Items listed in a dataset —
** begin **

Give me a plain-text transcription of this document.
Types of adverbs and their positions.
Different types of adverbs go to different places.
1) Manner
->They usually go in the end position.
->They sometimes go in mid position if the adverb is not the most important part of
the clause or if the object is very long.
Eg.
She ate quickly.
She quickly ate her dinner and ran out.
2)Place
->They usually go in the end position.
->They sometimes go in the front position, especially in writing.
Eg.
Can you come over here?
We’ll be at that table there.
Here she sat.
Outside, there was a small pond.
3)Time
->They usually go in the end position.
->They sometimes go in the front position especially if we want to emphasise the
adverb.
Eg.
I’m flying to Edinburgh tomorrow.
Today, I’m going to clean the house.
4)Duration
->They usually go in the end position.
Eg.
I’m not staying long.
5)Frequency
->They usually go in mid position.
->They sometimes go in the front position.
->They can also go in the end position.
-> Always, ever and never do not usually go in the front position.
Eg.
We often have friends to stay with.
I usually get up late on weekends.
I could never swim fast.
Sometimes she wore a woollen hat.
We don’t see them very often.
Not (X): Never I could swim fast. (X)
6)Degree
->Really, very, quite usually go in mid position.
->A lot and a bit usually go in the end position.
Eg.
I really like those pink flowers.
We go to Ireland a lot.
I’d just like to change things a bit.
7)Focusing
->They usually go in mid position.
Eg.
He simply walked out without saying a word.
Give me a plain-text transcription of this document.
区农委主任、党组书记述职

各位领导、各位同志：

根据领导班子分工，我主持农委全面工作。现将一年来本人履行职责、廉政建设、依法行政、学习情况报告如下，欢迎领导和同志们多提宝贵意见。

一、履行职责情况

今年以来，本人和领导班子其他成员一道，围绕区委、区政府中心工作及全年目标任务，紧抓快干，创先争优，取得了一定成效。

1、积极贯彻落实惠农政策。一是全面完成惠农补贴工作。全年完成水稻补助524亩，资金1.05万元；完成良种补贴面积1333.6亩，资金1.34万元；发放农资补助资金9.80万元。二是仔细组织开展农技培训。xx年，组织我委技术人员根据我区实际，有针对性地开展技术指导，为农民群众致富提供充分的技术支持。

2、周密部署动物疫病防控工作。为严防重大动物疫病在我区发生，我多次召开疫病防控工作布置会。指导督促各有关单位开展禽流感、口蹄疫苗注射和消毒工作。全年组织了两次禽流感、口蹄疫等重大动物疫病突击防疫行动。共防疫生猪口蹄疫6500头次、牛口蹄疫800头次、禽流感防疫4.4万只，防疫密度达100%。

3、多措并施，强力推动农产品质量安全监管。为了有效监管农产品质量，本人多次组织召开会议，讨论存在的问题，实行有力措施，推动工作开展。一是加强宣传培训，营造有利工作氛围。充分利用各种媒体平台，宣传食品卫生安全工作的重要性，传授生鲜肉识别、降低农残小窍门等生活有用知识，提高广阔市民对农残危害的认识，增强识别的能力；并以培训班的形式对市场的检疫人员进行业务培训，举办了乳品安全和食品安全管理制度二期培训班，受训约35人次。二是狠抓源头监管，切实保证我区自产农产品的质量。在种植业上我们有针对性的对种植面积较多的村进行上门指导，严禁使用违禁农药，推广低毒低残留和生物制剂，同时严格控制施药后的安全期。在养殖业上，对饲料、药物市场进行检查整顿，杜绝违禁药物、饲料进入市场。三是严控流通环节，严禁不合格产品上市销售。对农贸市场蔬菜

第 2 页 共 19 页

** end **
** begin **

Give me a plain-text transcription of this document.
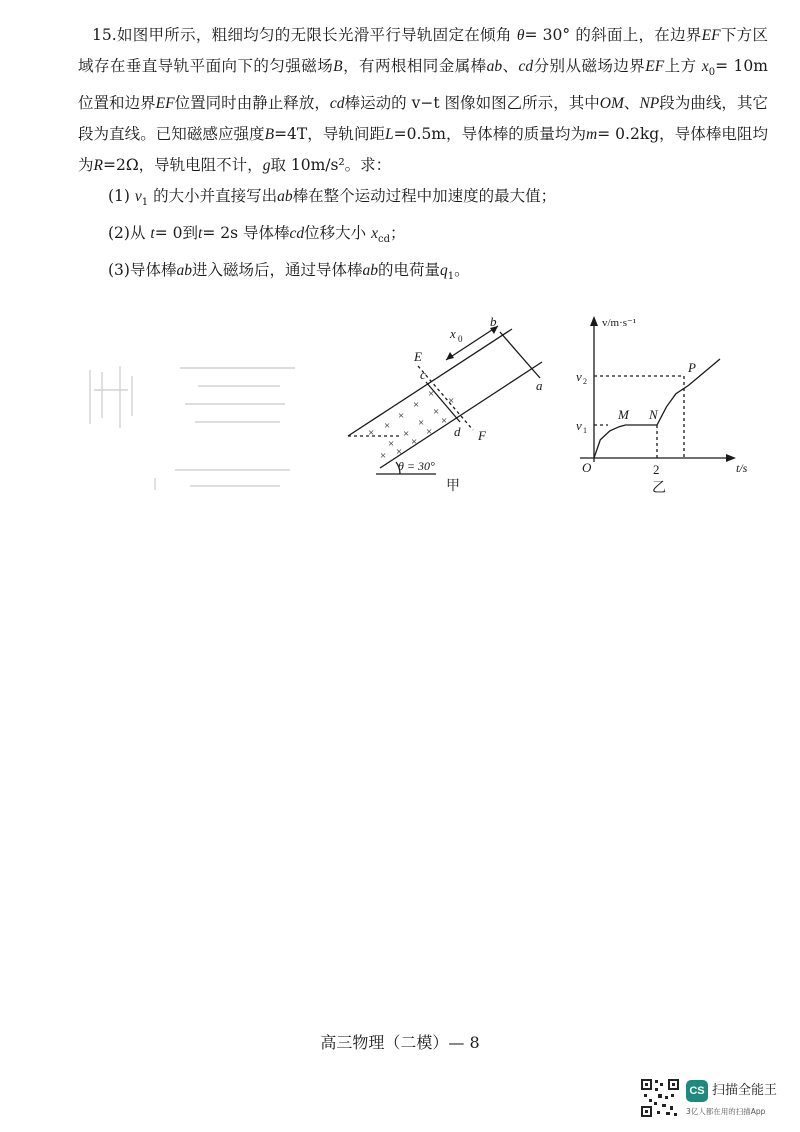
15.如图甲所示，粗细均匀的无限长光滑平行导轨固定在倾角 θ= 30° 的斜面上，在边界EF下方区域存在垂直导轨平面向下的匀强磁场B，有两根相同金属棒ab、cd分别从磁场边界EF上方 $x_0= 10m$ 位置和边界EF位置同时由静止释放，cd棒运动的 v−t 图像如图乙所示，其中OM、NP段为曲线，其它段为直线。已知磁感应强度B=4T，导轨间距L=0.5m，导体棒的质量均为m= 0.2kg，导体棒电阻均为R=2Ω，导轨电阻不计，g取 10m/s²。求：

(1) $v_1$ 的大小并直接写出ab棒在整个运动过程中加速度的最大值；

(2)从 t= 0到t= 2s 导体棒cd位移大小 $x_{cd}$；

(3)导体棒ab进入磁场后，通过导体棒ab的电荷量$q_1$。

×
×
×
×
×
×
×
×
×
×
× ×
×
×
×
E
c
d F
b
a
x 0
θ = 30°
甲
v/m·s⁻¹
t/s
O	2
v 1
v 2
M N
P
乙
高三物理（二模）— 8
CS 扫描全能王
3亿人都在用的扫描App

** end **
** begin **

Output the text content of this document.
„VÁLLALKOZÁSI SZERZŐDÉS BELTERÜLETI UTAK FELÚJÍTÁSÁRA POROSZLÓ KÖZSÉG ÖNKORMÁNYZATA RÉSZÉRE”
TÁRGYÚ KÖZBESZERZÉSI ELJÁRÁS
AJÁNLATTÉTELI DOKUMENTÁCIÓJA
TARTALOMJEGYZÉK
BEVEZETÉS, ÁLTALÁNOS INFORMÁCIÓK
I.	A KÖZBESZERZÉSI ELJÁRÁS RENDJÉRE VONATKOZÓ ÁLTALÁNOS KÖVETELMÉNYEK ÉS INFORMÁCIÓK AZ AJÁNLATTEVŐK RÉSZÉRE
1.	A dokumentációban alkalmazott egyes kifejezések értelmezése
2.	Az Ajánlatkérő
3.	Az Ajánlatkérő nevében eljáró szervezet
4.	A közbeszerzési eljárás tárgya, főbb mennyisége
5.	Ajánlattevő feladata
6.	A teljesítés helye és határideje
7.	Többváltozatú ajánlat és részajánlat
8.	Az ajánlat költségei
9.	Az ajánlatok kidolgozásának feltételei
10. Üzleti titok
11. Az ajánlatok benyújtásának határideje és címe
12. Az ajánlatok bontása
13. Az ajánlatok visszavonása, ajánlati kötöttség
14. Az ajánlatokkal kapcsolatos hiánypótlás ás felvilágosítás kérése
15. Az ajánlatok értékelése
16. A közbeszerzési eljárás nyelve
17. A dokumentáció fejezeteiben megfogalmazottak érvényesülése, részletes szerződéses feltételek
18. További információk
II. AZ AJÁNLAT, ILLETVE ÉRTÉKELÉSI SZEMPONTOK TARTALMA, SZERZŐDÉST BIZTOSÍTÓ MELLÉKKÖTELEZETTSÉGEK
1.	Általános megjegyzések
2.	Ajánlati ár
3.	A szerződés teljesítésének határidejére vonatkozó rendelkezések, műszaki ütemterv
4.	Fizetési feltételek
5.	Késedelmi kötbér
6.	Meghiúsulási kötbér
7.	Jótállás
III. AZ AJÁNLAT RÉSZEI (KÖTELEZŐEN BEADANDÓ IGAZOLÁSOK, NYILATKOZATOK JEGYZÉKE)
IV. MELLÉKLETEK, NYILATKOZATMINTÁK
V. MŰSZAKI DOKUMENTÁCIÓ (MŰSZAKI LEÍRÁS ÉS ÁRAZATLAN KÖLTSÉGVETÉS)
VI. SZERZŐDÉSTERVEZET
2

** end **

WRITTEN EXERCISE — Scan the entries above. Copy each line that has the string "very".

RESPONSE —
the clause or if the object is very long.
We don’t see them very often.
->Really, very, quite usually go in mid position.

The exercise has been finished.